Your task is to copy the material exactly.
#### THE INPUT ####
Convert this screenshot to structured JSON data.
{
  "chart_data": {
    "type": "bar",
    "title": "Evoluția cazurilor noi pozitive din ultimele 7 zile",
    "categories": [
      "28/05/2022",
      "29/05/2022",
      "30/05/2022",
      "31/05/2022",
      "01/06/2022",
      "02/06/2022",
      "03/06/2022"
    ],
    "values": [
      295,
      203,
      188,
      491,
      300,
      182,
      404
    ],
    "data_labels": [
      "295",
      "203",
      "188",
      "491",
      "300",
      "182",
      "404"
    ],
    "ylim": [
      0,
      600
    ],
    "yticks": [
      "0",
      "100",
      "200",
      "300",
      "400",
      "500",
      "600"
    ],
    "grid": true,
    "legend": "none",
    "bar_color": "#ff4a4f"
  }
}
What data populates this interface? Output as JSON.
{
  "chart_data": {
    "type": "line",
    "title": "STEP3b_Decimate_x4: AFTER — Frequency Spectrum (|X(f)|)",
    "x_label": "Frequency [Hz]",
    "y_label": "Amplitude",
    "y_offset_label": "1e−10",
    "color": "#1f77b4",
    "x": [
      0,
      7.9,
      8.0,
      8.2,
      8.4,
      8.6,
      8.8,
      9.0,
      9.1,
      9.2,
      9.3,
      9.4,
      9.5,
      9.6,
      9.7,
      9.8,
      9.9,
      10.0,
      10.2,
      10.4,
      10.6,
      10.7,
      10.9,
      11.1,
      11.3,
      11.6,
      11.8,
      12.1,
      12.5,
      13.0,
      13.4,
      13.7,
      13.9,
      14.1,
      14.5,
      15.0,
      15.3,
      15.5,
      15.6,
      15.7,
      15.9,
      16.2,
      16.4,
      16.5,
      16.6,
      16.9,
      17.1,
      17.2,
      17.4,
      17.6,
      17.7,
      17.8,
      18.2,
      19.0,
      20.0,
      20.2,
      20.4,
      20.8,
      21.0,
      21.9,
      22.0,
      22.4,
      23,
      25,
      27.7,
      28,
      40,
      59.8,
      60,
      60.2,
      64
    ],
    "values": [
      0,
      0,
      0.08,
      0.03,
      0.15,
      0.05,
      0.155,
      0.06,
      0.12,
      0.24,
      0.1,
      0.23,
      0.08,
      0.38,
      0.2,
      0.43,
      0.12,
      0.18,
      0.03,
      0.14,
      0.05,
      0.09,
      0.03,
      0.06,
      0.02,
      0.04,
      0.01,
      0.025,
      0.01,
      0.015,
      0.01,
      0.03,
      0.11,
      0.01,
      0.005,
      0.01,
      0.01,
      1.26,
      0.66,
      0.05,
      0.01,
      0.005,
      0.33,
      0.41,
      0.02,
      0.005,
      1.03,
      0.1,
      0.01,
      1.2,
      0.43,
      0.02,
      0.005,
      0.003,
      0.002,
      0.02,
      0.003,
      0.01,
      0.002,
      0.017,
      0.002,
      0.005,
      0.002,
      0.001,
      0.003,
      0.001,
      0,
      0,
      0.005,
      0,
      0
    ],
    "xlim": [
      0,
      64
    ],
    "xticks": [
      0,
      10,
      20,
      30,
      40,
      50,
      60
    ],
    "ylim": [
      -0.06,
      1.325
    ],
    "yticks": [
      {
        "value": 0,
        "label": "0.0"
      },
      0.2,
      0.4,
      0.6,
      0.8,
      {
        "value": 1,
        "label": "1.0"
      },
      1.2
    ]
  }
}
####
**WRITTEN ANSWER**
Convert this screenshot to structured JSON data.
{
  "chart_data": {
    "type": "bar",
    "title": "Evoluția cazurilor noi pozitive din ultimele 7 zile",
    "categories": [
      "28/05/2022",
      "29/05/2022",
      "30/05/2022",
      "31/05/2022",
      "01/06/2022",
      "02/06/2022",
      "03/06/2022"
    ],
    "values": [
      295,
      203,
      188,
      491,
      300,
      182,
      404
    ],
    "data_labels": [
      "295",
      "203",
      "188",
      "491",
      "300",
      "182",
      "404"
    ],
    "ylim": [
      0,
      600
    ],
    "yticks": [
      "0",
      "100",
      "200",
      "300",
      "400",
      "500",
      "600"
    ],
    "grid": true,
    "legend": "none",
    "bar_color": "#ff4a4f"
  }
}
What data populates this interface? Output as JSON.
{
  "chart_data": {
    "type": "line",
    "title": "STEP3b_Decimate_x4: AFTER — Frequency Spectrum (|X(f)|)",
    "x_label": "Frequency [Hz]",
    "y_label": "Amplitude",
    "y_offset_label": "1e−10",
    "color": "#1f77b4",
    "x": [
      0,
      7.9,
      8.0,
      8.2,
      8.4,
      8.6,
      8.8,
      9.0,
      9.1,
      9.2,
      9.3,
      9.4,
      9.5,
      9.6,
      9.7,
      9.8,
      9.9,
      10.0,
      10.2,
      10.4,
      10.6,
      10.7,
      10.9,
      11.1,
      11.3,
      11.6,
      11.8,
      12.1,
      12.5,
      13.0,
      13.4,
      13.7,
      13.9,
      14.1,
      14.5,
      15.0,
      15.3,
      15.5,
      15.6,
      15.7,
      15.9,
      16.2,
      16.4,
      16.5,
      16.6,
      16.9,
      17.1,
      17.2,
      17.4,
      17.6,
      17.7,
      17.8,
      18.2,
      19.0,
      20.0,
      20.2,
      20.4,
      20.8,
      21.0,
      21.9,
      22.0,
      22.4,
      23,
      25,
      27.7,
      28,
      40,
      59.8,
      60,
      60.2,
      64
    ],
    "values": [
      0,
      0,
      0.08,
      0.03,
      0.15,
      0.05,
      0.155,
      0.06,
      0.12,
      0.24,
      0.1,
      0.23,
      0.08,
      0.38,
      0.2,
      0.43,
      0.12,
      0.18,
      0.03,
      0.14,
      0.05,
      0.09,
      0.03,
      0.06,
      0.02,
      0.04,
      0.01,
      0.025,
      0.01,
      0.015,
      0.01,
      0.03,
      0.11,
      0.01,
      0.005,
      0.01,
      0.01,
      1.26,
      0.66,
      0.05,
      0.01,
      0.005,
      0.33,
      0.41,
      0.02,
      0.005,
      1.03,
      0.1,
      0.01,
      1.2,
      0.43,
      0.02,
      0.005,
      0.003,
      0.002,
      0.02,
      0.003,
      0.01,
      0.002,
      0.017,
      0.002,
      0.005,
      0.002,
      0.001,
      0.003,
      0.001,
      0,
      0,
      0.005,
      0,
      0
    ],
    "xlim": [
      0,
      64
    ],
    "xticks": [
      0,
      10,
      20,
      30,
      40,
      50,
      60
    ],
    "ylim": [
      -0.06,
      1.325
    ],
    "yticks": [
      {
        "value": 0,
        "label": "0.0"
      },
      0.2,
      0.4,
      0.6,
      0.8,
      {
        "value": 1,
        "label": "1.0"
      },
      1.2
    ]
  }
}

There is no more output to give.